The required output is all lines below that contain the word "JSON".
___ Task inputs ___
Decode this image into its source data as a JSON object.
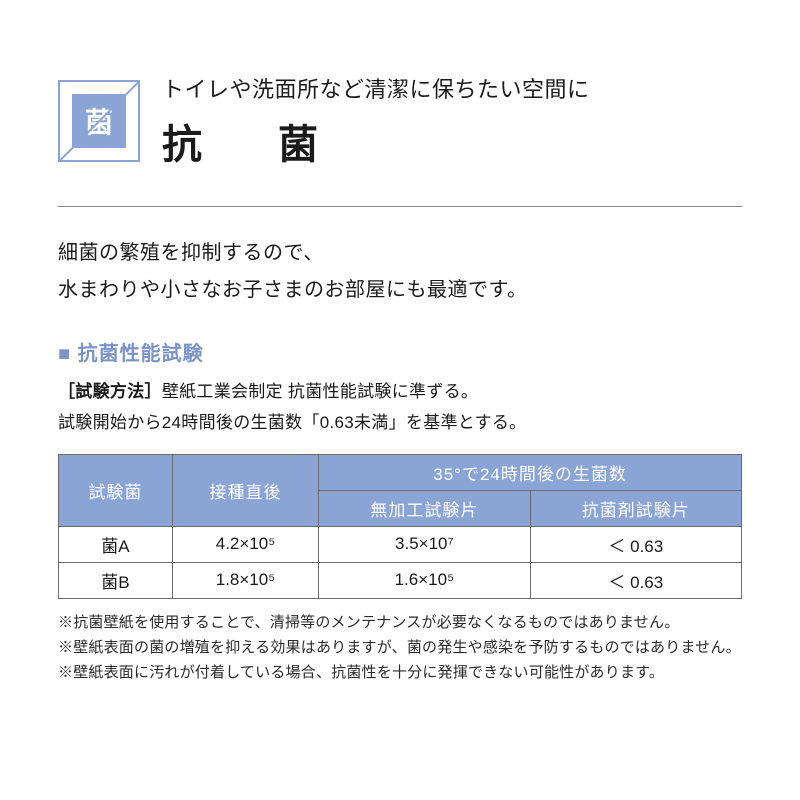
{
  "header": {
    "icon_char": "菌",
    "subtitle": "トイレや洗面所など清潔に保ちたい空間に",
    "title": "抗　菌"
  },
  "lead": {
    "line1": "細菌の繁殖を抑制するので、",
    "line2": "水まわりや小さなお子さまのお部屋にも最適です。"
  },
  "section": {
    "heading": "■ 抗菌性能試験",
    "method_label": "［試験方法］",
    "method_text": "壁紙工業会制定 抗菌性能試験に準ずる。",
    "method_note": "試験開始から24時間後の生菌数「0.63未満」を基準とする。"
  },
  "table": {
    "headers": {
      "col1": "試験菌",
      "col2": "接種直後",
      "col3_top": "35°で24時間後の生菌数",
      "col3_a": "無加工試験片",
      "col3_b": "抗菌剤試験片"
    },
    "rows": [
      {
        "bacteria": "菌A",
        "initial": "4.2×10⁵",
        "untreated": "3.5×10⁷",
        "treated": "＜ 0.63"
      },
      {
        "bacteria": "菌B",
        "initial": "1.8×10⁵",
        "untreated": "1.6×10⁵",
        "treated": "＜ 0.63"
      }
    ]
  },
  "notes": {
    "n1": "※抗菌壁紙を使用することで、清掃等のメンテナンスが必要なくなるものではありません。",
    "n2": "※壁紙表面の菌の増殖を抑える効果はありますが、菌の発生や感染を予防するものではありません。",
    "n3": "※壁紙表面に汚れが付着している場合、抗菌性を十分に発揮できない可能性があります。"
  },
  "colors": {
    "accent": "#8aa4d6",
    "text": "#1a1a1a",
    "border": "#6b6b6b"
  }
}
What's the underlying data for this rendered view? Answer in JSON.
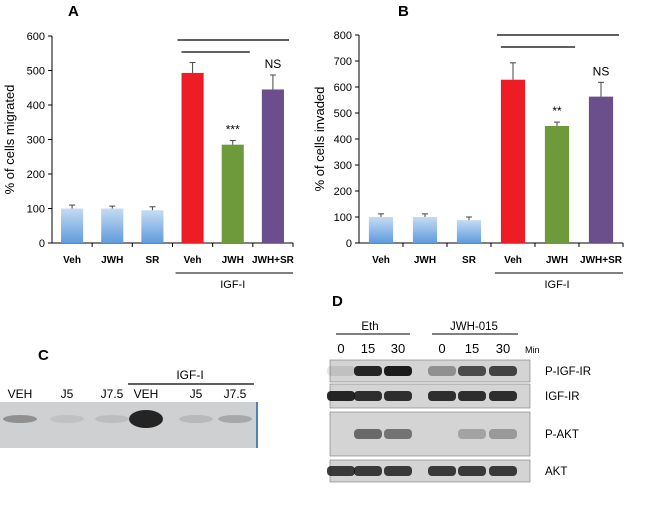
{
  "figure": {
    "panel_labels": {
      "a": "A",
      "b": "B",
      "c": "C",
      "d": "D"
    }
  },
  "chart_data": [
    {
      "type": "bar",
      "panel": "A",
      "categories": [
        "Veh",
        "JWH",
        "SR",
        "Veh",
        "JWH",
        "JWH+SR"
      ],
      "values": [
        100,
        100,
        95,
        493,
        285,
        445
      ],
      "errors": [
        10,
        7,
        10,
        30,
        12,
        42
      ],
      "significance": [
        "",
        "",
        "",
        "",
        "***",
        "NS"
      ],
      "bar_colors": [
        "#9fc3ea",
        "#9fc3ea",
        "#9fc3ea",
        "#ee1c25",
        "#6e9a3b",
        "#6a4f8c"
      ],
      "ylabel": "% of cells migrated",
      "ylim": [
        0,
        600
      ],
      "yticks": [
        0,
        100,
        200,
        300,
        400,
        500,
        600
      ],
      "group_label": "IGF-I",
      "xlabel": ""
    },
    {
      "type": "bar",
      "panel": "B",
      "categories": [
        "Veh",
        "JWH",
        "SR",
        "Veh",
        "JWH",
        "JWH+SR"
      ],
      "values": [
        100,
        100,
        88,
        628,
        450,
        563
      ],
      "errors": [
        12,
        12,
        12,
        65,
        15,
        55
      ],
      "significance": [
        "",
        "",
        "",
        "",
        "**",
        "NS"
      ],
      "bar_colors": [
        "#9fc3ea",
        "#9fc3ea",
        "#9fc3ea",
        "#ee1c25",
        "#6e9a3b",
        "#6a4f8c"
      ],
      "ylabel": "% of cells invaded",
      "ylim": [
        0,
        800
      ],
      "yticks": [
        0,
        100,
        200,
        300,
        400,
        500,
        600,
        700,
        800
      ],
      "group_label": "IGF-I",
      "xlabel": ""
    }
  ],
  "gel_c": {
    "lanes": [
      "VEH",
      "J5",
      "J7.5",
      "VEH",
      "J5",
      "J7.5"
    ],
    "treatment_label": "IGF-I",
    "band_intensity": [
      0.35,
      0.08,
      0.1,
      0.95,
      0.12,
      0.22
    ]
  },
  "blot_d": {
    "group_labels": [
      "Eth",
      "JWH-015"
    ],
    "time_points": [
      "0",
      "15",
      "30",
      "0",
      "15",
      "30"
    ],
    "time_unit": "Min",
    "rows": [
      {
        "label": "P-IGF-IR",
        "intensity": [
          0.1,
          0.9,
          0.95,
          0.35,
          0.7,
          0.75
        ]
      },
      {
        "label": "IGF-IR",
        "intensity": [
          0.9,
          0.85,
          0.85,
          0.85,
          0.85,
          0.85
        ]
      },
      {
        "label": "P-AKT",
        "intensity": [
          0.0,
          0.55,
          0.5,
          0.0,
          0.25,
          0.3
        ]
      },
      {
        "label": "AKT",
        "intensity": [
          0.8,
          0.8,
          0.8,
          0.8,
          0.8,
          0.8
        ]
      }
    ]
  }
}
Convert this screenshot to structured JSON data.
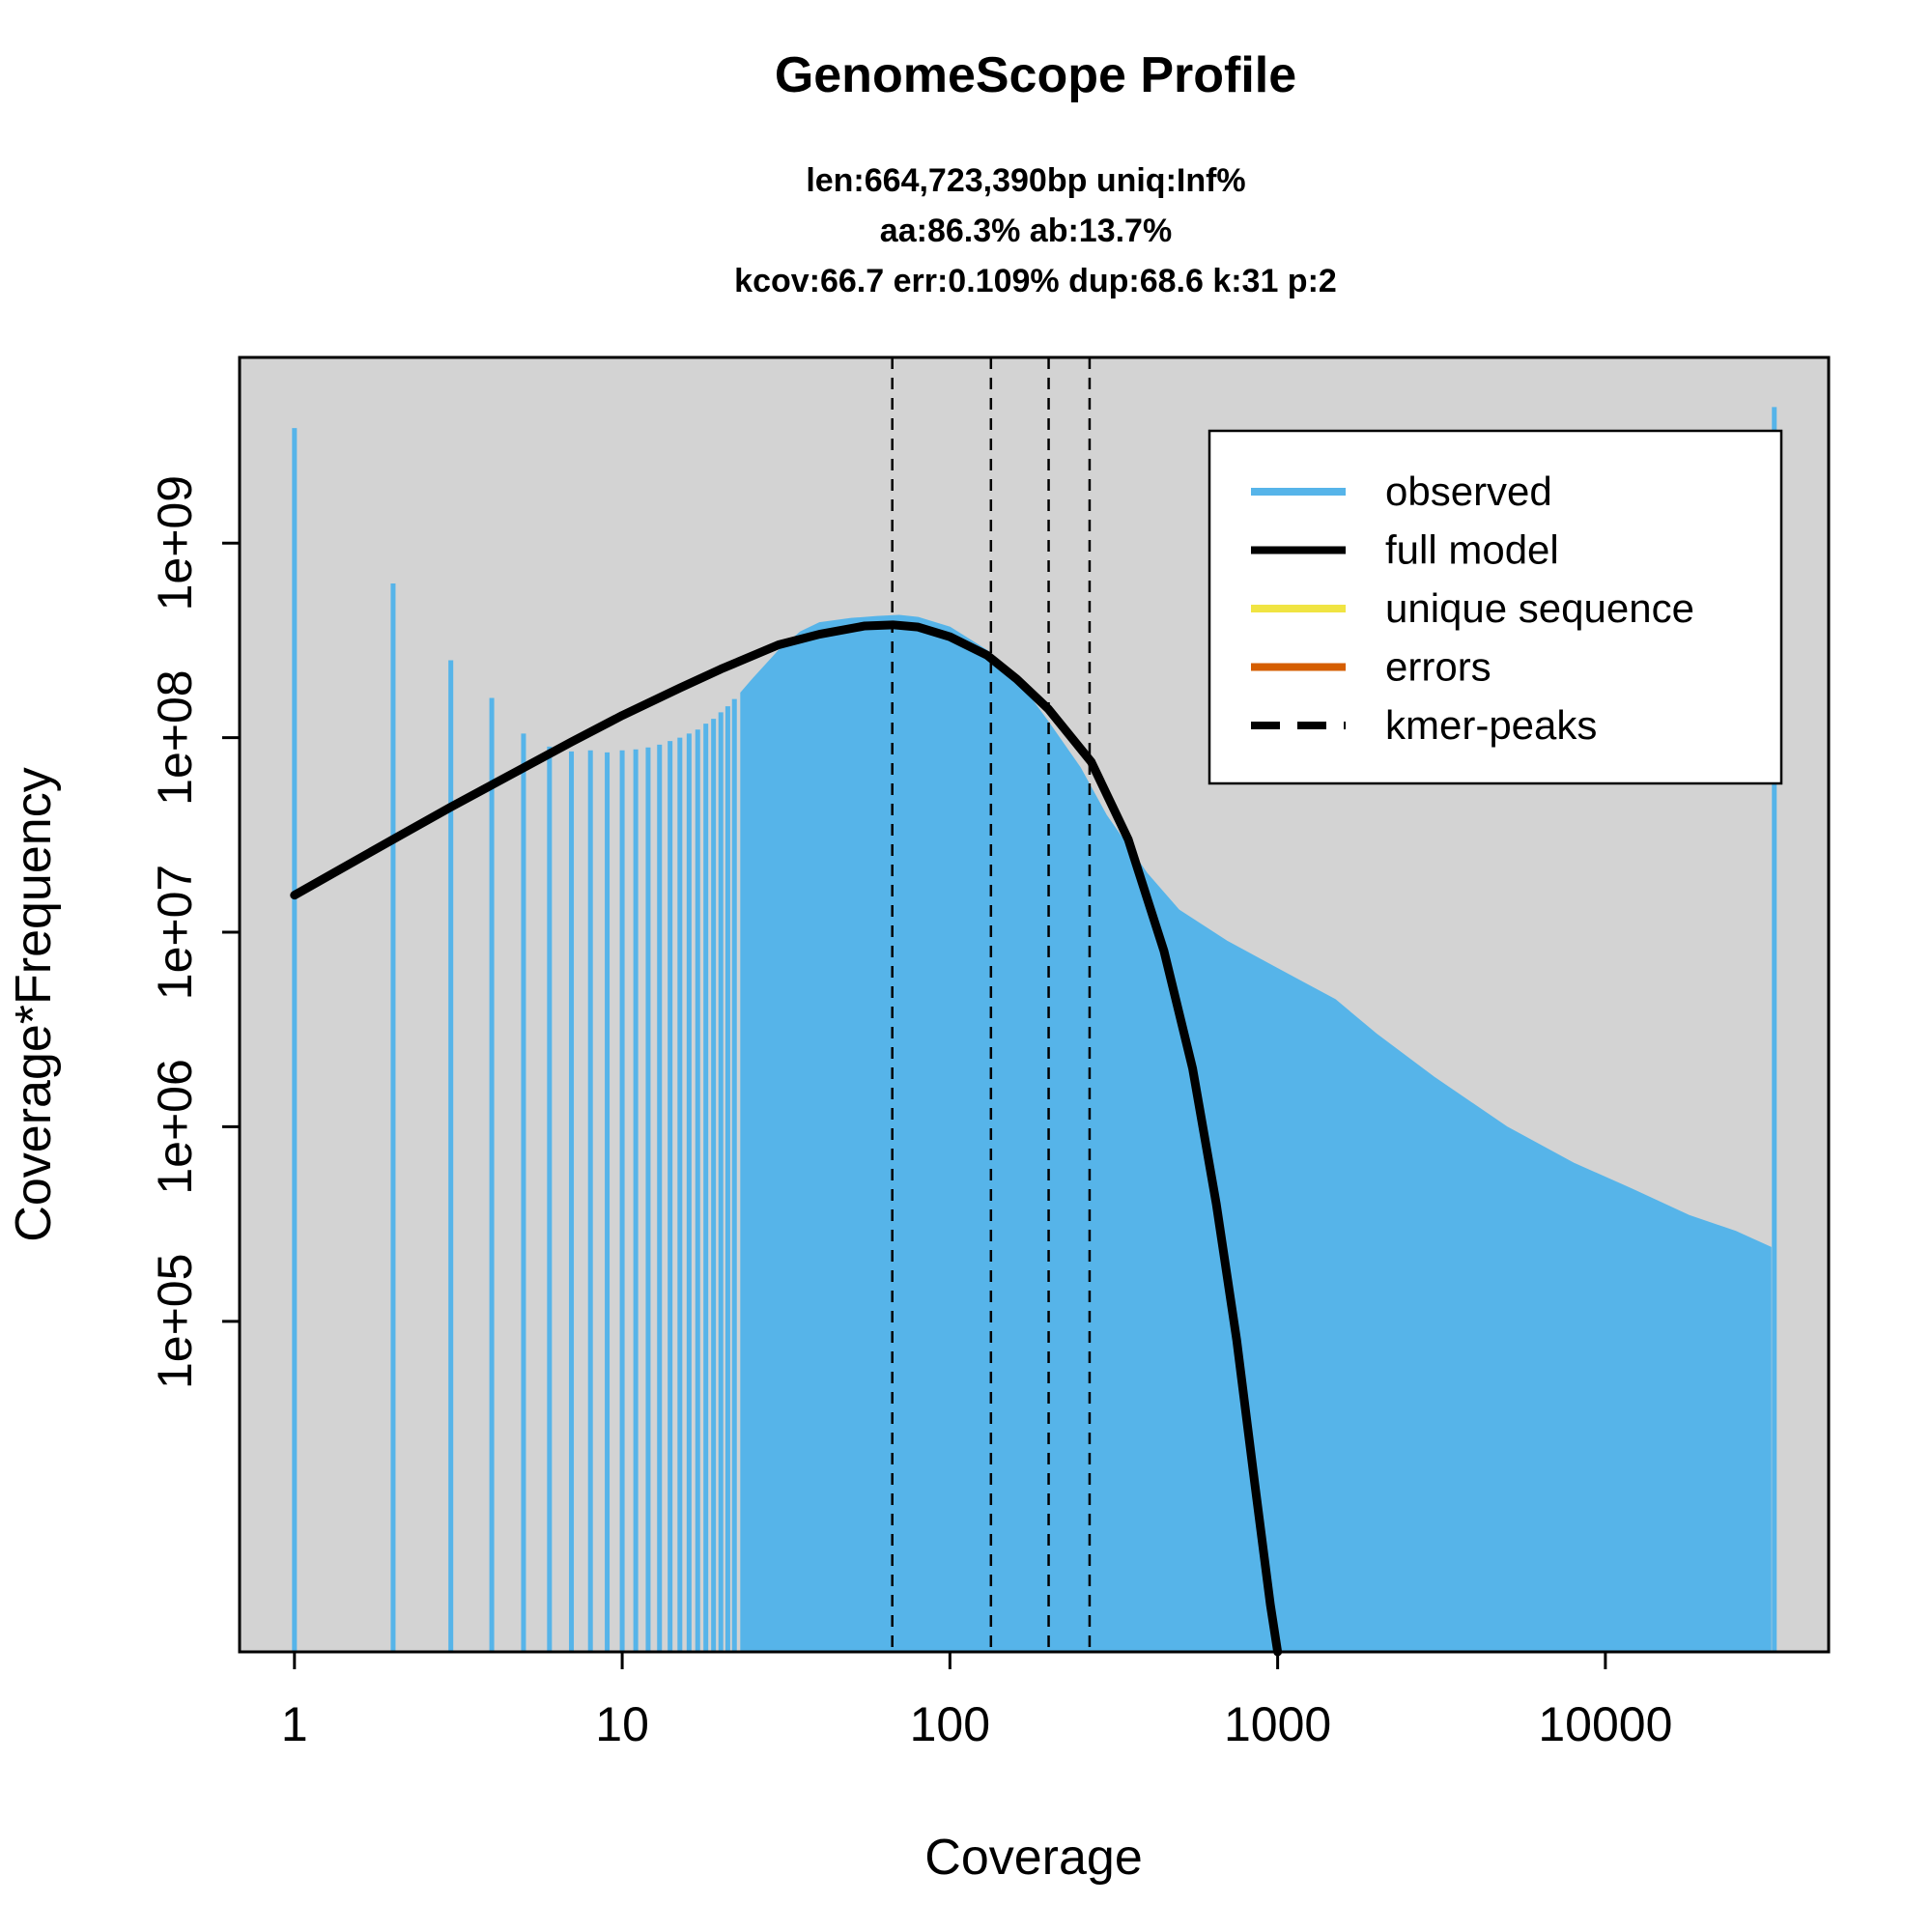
{
  "chart_data": {
    "type": "bar",
    "title": "GenomeScope Profile",
    "subtitle_lines": [
      "len:664,723,390bp uniq:Inf%",
      "aa:86.3% ab:13.7%",
      "kcov:66.7 err:0.109%  dup:68.6  k:31 p:2"
    ],
    "xlabel": "Coverage",
    "ylabel": "Coverage*Frequency",
    "x_scale": "log",
    "y_scale": "log",
    "xlim": [
      0.68,
      48000
    ],
    "ylim": [
      2000,
      9000000000
    ],
    "x_ticks": [
      1,
      10,
      100,
      1000,
      10000
    ],
    "x_tick_labels": [
      "1",
      "10",
      "100",
      "1000",
      "10000"
    ],
    "y_ticks": [
      100000,
      1000000,
      10000000,
      100000000,
      1000000000
    ],
    "y_tick_labels": [
      "1e+05",
      "1e+06",
      "1e+07",
      "1e+08",
      "1e+09"
    ],
    "background": "#d3d3d3",
    "grid": false,
    "legend_position": "top-right",
    "legend": [
      {
        "label": "observed",
        "color": "#56B4E9",
        "style": "solid"
      },
      {
        "label": "full model",
        "color": "#000000",
        "style": "solid"
      },
      {
        "label": "unique sequence",
        "color": "#F0E442",
        "style": "solid"
      },
      {
        "label": "errors",
        "color": "#D55E00",
        "style": "solid"
      },
      {
        "label": "kmer-peaks",
        "color": "#000000",
        "style": "dashed"
      }
    ],
    "observed_discrete": [
      {
        "x": 1,
        "y": 3900000000
      },
      {
        "x": 2,
        "y": 620000000
      },
      {
        "x": 3,
        "y": 250000000
      },
      {
        "x": 4,
        "y": 160000000
      },
      {
        "x": 5,
        "y": 105000000
      },
      {
        "x": 6,
        "y": 90000000
      },
      {
        "x": 7,
        "y": 85000000
      },
      {
        "x": 8,
        "y": 86000000
      },
      {
        "x": 9,
        "y": 84000000
      },
      {
        "x": 10,
        "y": 86000000
      },
      {
        "x": 11,
        "y": 87000000
      },
      {
        "x": 12,
        "y": 89000000
      },
      {
        "x": 13,
        "y": 92000000
      },
      {
        "x": 14,
        "y": 96000000
      },
      {
        "x": 15,
        "y": 100000000
      },
      {
        "x": 16,
        "y": 105000000
      },
      {
        "x": 17,
        "y": 110000000
      },
      {
        "x": 18,
        "y": 118000000
      },
      {
        "x": 19,
        "y": 125000000
      },
      {
        "x": 20,
        "y": 135000000
      },
      {
        "x": 21,
        "y": 145000000
      },
      {
        "x": 22,
        "y": 158000000
      }
    ],
    "observed_curve": [
      {
        "x": 23,
        "y": 170000000
      },
      {
        "x": 25,
        "y": 200000000
      },
      {
        "x": 30,
        "y": 280000000
      },
      {
        "x": 35,
        "y": 350000000
      },
      {
        "x": 40,
        "y": 390000000
      },
      {
        "x": 50,
        "y": 410000000
      },
      {
        "x": 60,
        "y": 420000000
      },
      {
        "x": 70,
        "y": 425000000
      },
      {
        "x": 80,
        "y": 415000000
      },
      {
        "x": 100,
        "y": 370000000
      },
      {
        "x": 130,
        "y": 280000000
      },
      {
        "x": 160,
        "y": 200000000
      },
      {
        "x": 200,
        "y": 120000000
      },
      {
        "x": 250,
        "y": 70000000
      },
      {
        "x": 300,
        "y": 40000000
      },
      {
        "x": 400,
        "y": 20000000
      },
      {
        "x": 500,
        "y": 13000000
      },
      {
        "x": 700,
        "y": 9000000
      },
      {
        "x": 1000,
        "y": 6500000
      },
      {
        "x": 1500,
        "y": 4500000
      },
      {
        "x": 2000,
        "y": 3000000
      },
      {
        "x": 3000,
        "y": 1800000
      },
      {
        "x": 5000,
        "y": 1000000
      },
      {
        "x": 8000,
        "y": 650000
      },
      {
        "x": 12000,
        "y": 480000
      },
      {
        "x": 18000,
        "y": 350000
      },
      {
        "x": 25000,
        "y": 290000
      },
      {
        "x": 32000,
        "y": 240000
      }
    ],
    "observed_last_bin": {
      "x": 32767,
      "y": 5000000000
    },
    "full_model": [
      {
        "x": 1,
        "y": 15500000
      },
      {
        "x": 2,
        "y": 30000000
      },
      {
        "x": 3,
        "y": 44000000
      },
      {
        "x": 5,
        "y": 70000000
      },
      {
        "x": 7,
        "y": 95000000
      },
      {
        "x": 10,
        "y": 130000000
      },
      {
        "x": 15,
        "y": 180000000
      },
      {
        "x": 20,
        "y": 225000000
      },
      {
        "x": 30,
        "y": 300000000
      },
      {
        "x": 40,
        "y": 340000000
      },
      {
        "x": 55,
        "y": 375000000
      },
      {
        "x": 67,
        "y": 380000000
      },
      {
        "x": 80,
        "y": 370000000
      },
      {
        "x": 100,
        "y": 330000000
      },
      {
        "x": 130,
        "y": 265000000
      },
      {
        "x": 160,
        "y": 200000000
      },
      {
        "x": 200,
        "y": 140000000
      },
      {
        "x": 270,
        "y": 75000000
      },
      {
        "x": 350,
        "y": 30000000
      },
      {
        "x": 450,
        "y": 8000000
      },
      {
        "x": 550,
        "y": 2000000
      },
      {
        "x": 650,
        "y": 400000
      },
      {
        "x": 750,
        "y": 80000
      },
      {
        "x": 850,
        "y": 15000
      },
      {
        "x": 950,
        "y": 3500
      },
      {
        "x": 1000,
        "y": 1900
      }
    ],
    "kmer_peaks": [
      66.7,
      133.4,
      200.1,
      266.8
    ]
  }
}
___
**Answer section:**
Decode this image into its source data as a JSON object.
What's the underlying data for this rendered view? Answer in JSON.
Convert this screenshot to structured JSON data.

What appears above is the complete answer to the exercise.